### Task description
Restate all of the data exactly.

### Given records

↓

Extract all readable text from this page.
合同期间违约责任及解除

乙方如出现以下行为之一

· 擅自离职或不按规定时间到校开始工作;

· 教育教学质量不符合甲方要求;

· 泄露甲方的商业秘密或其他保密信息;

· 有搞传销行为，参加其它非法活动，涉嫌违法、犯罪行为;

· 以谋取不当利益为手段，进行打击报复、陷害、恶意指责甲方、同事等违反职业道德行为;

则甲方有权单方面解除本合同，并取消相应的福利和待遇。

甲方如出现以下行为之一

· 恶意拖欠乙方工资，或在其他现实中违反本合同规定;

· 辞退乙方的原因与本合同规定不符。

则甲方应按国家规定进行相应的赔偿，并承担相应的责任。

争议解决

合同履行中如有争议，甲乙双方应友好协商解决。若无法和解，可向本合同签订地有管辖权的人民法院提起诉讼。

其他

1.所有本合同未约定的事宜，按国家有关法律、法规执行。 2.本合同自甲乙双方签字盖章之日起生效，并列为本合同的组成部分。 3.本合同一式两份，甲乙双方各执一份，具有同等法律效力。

↑

### Answer to this exercise
Extract all readable text from this page.
合同期间违约责任及解除

乙方如出现以下行为之一

· 擅自离职或不按规定时间到校开始工作;

· 教育教学质量不符合甲方要求;

· 泄露甲方的商业秘密或其他保密信息;

· 有搞传销行为，参加其它非法活动，涉嫌违法、犯罪行为;

· 以谋取不当利益为手段，进行打击报复、陷害、恶意指责甲方、同事等违反职业道德行为;

则甲方有权单方面解除本合同，并取消相应的福利和待遇。

甲方如出现以下行为之一

· 恶意拖欠乙方工资，或在其他现实中违反本合同规定;

· 辞退乙方的原因与本合同规定不符。

则甲方应按国家规定进行相应的赔偿，并承担相应的责任。

争议解决

合同履行中如有争议，甲乙双方应友好协商解决。若无法和解，可向本合同签订地有管辖权的人民法院提起诉讼。

其他

1.所有本合同未约定的事宜，按国家有关法律、法规执行。 2.本合同自甲乙双方签字盖章之日起生效，并列为本合同的组成部分。 3.本合同一式两份，甲乙双方各执一份，具有同等法律效力。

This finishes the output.